**What you should do**
Every entry below must be repeated exactly; skip the pictures.

Raw records:
####

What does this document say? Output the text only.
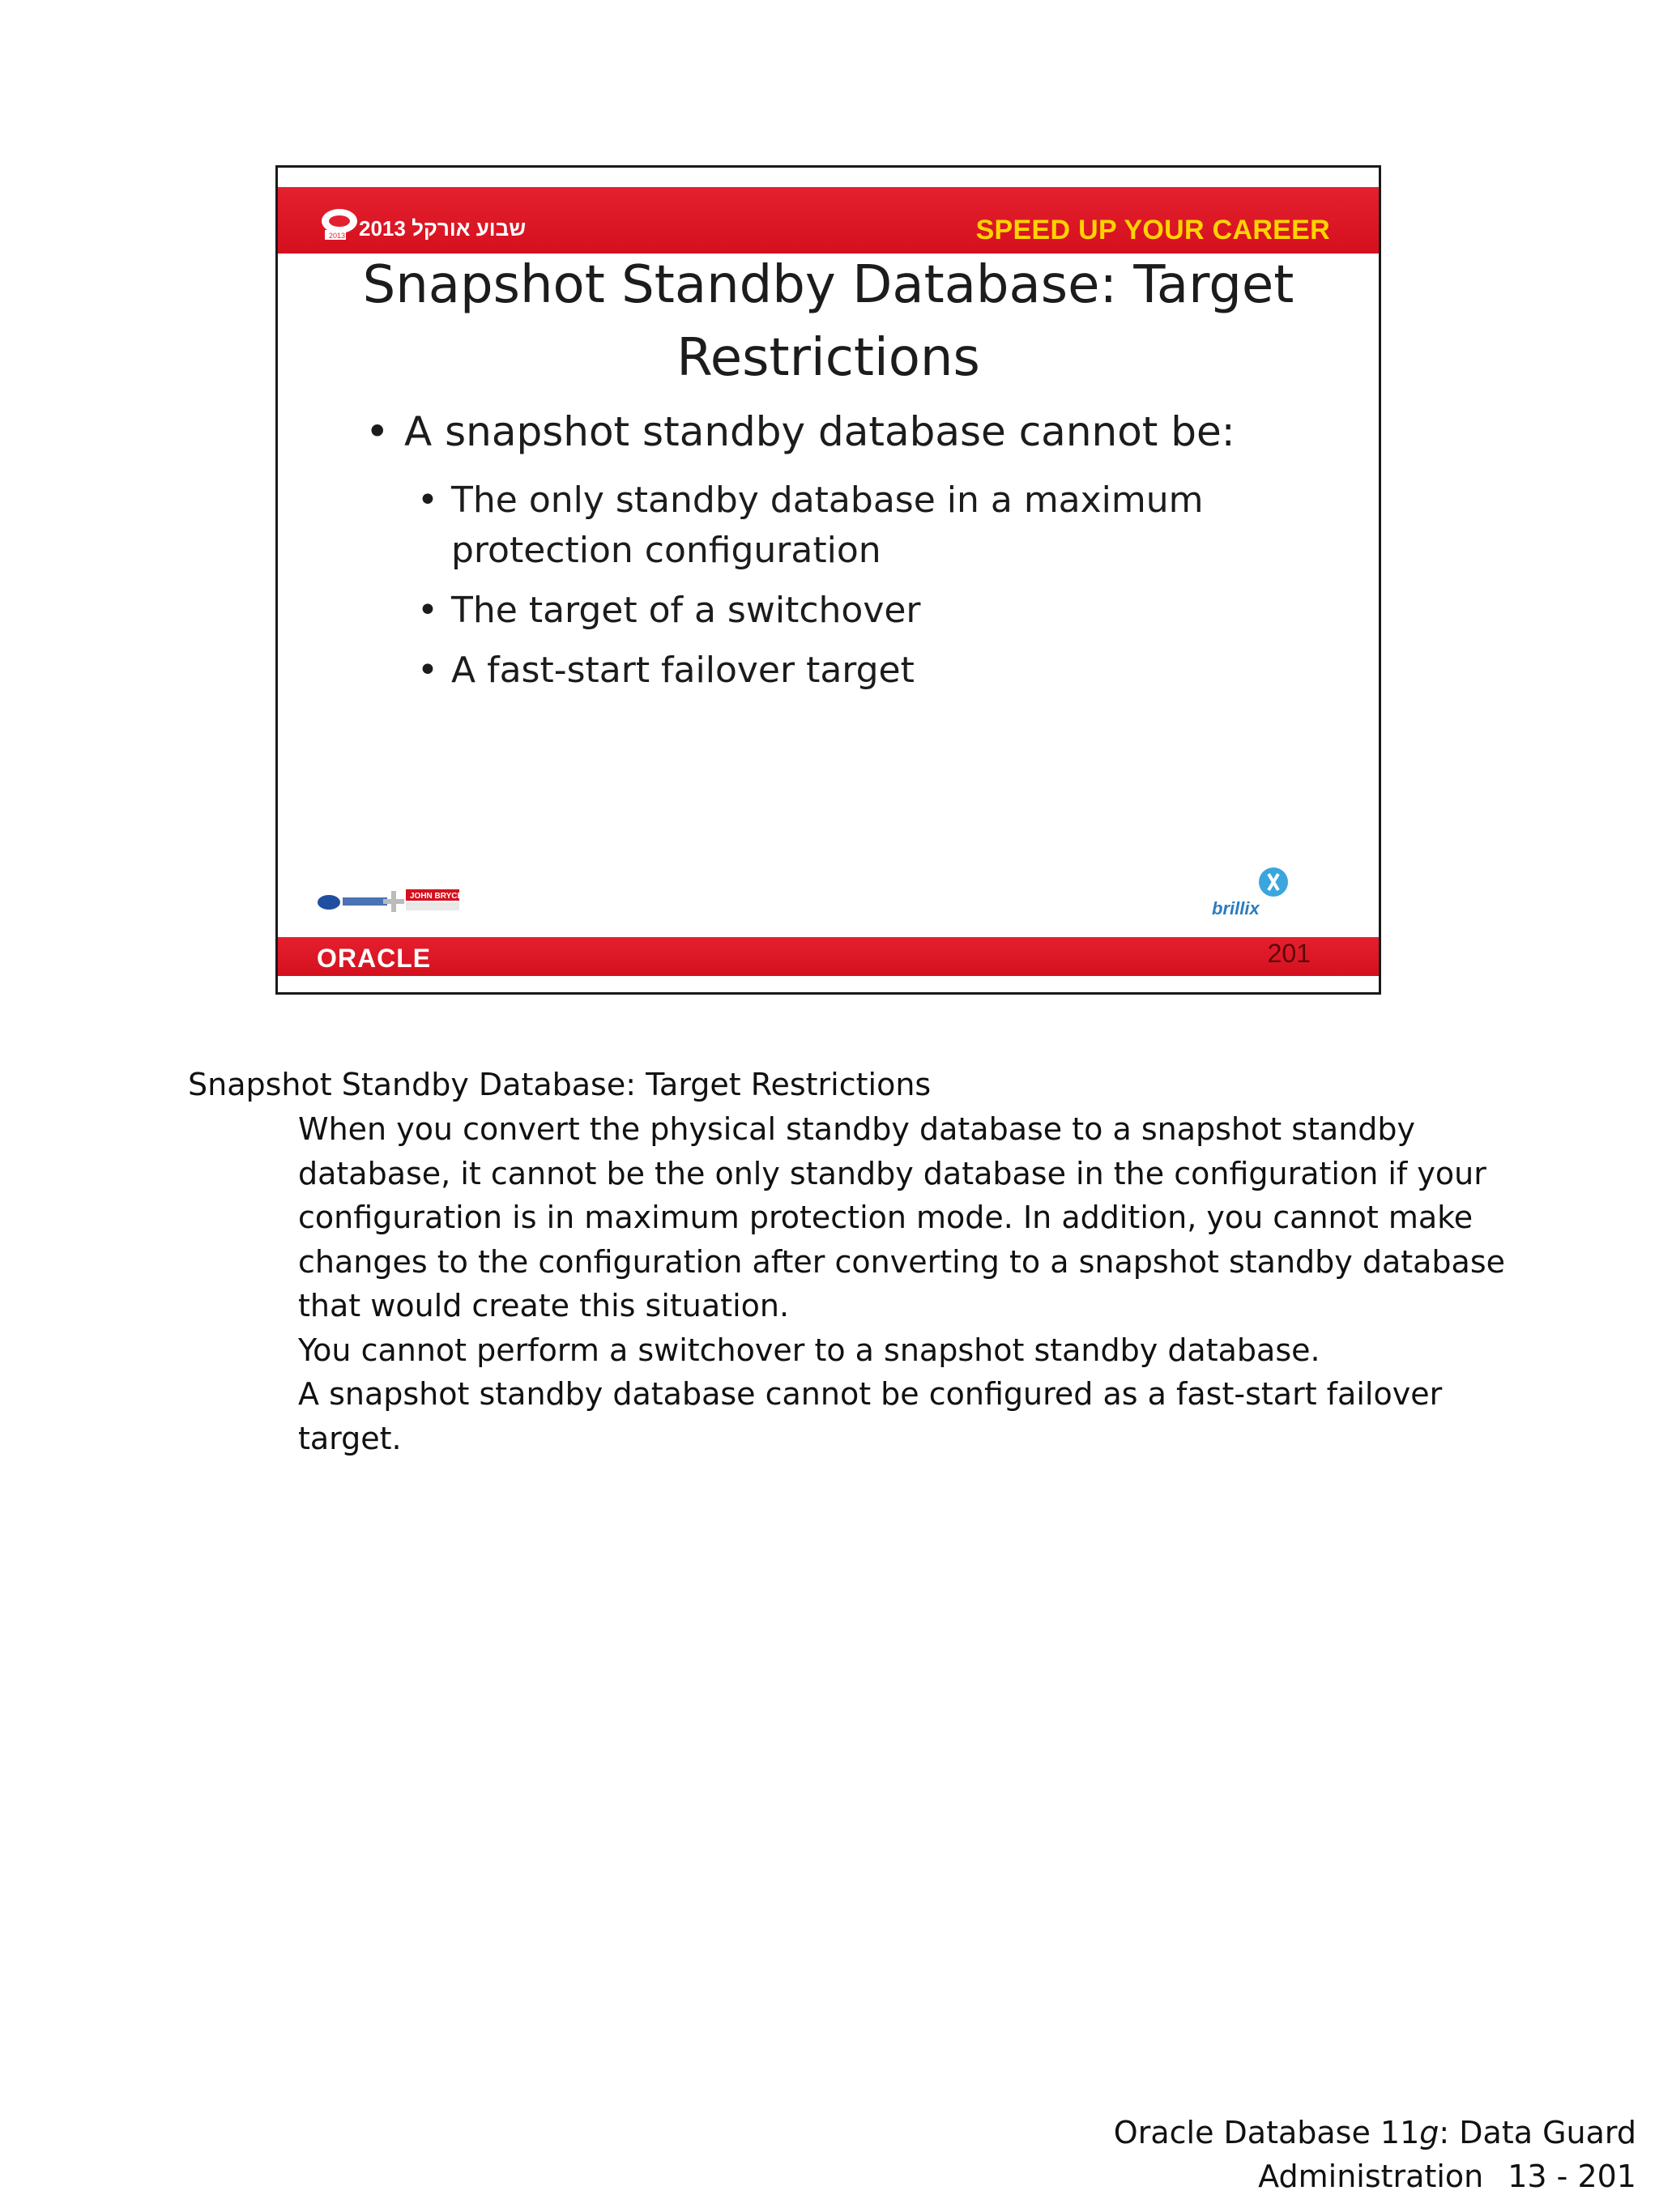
2013 שבוע אורקל 2013	SPEED UP YOUR CAREER
Snapshot Standby Database: Target
Restrictions
• A snapshot standby database cannot be:
• The only standby database in a maximum
protection configuration
• The target of a switchover
• A fast-start failover target
JOHN BRYCE
brillix
ORACLE	201
Snapshot Standby Database: Target Restrictions
When you convert the physical standby database to a snapshot standby
database, it cannot be the only standby database in the configuration if your
configuration is in maximum protection mode. In addition, you cannot make
changes to the configuration after converting to a snapshot standby database
that would create this situation.
You cannot perform a switchover to a snapshot standby database.
A snapshot standby database cannot be configured as a fast-start failover
target.
Oracle Database 11g: Data Guard
Administration 13 - 201
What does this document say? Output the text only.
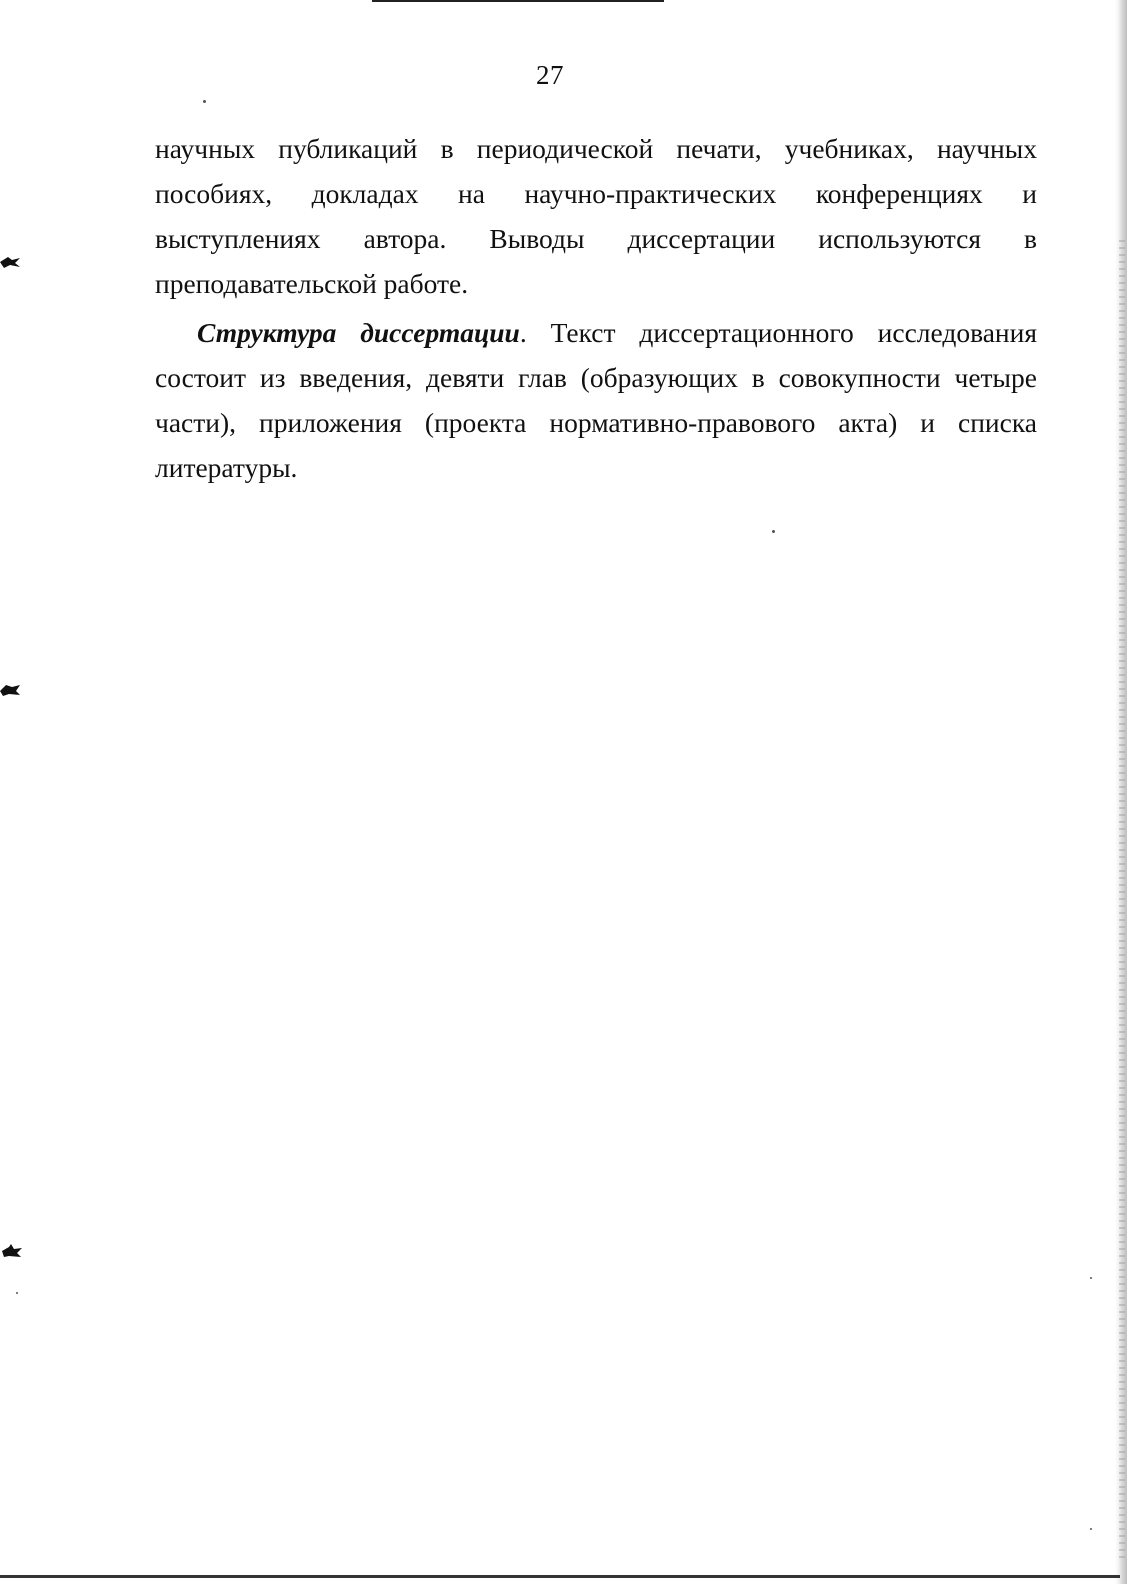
27

научных публикаций в периодической печати, учебниках, научных пособиях, докладах на научно-практических конференциях и выступлениях автора. Выводы диссертации используются в преподавательской работе.

Структура диссертации. Текст диссертационного исследования состоит из введения, девяти глав (образующих в совокупности четыре части), приложения (проекта нормативно-правового акта) и списка литературы.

####

**Task solution**
What does this document say? Output the text only.
2013 שבוע אורקל 2013	SPEED UP YOUR CAREER
Snapshot Standby Database: Target
Restrictions
• A snapshot standby database cannot be:
• The only standby database in a maximum
protection configuration
• The target of a switchover
• A fast-start failover target
JOHN BRYCE
brillix
ORACLE	201
Snapshot Standby Database: Target Restrictions
When you convert the physical standby database to a snapshot standby
database, it cannot be the only standby database in the configuration if your
configuration is in maximum protection mode. In addition, you cannot make
changes to the configuration after converting to a snapshot standby database
that would create this situation.
You cannot perform a switchover to a snapshot standby database.
A snapshot standby database cannot be configured as a fast-start failover
target.
Oracle Database 11g: Data Guard
Administration 13 - 201
What does this document say? Output the text only.
27

научных публикаций в периодической печати, учебниках, научных пособиях, докладах на научно-практических конференциях и выступлениях автора. Выводы диссертации используются в преподавательской работе.

Структура диссертации. Текст диссертационного исследования состоит из введения, девяти глав (образующих в совокупности четыре части), приложения (проекта нормативно-правового акта) и списка литературы.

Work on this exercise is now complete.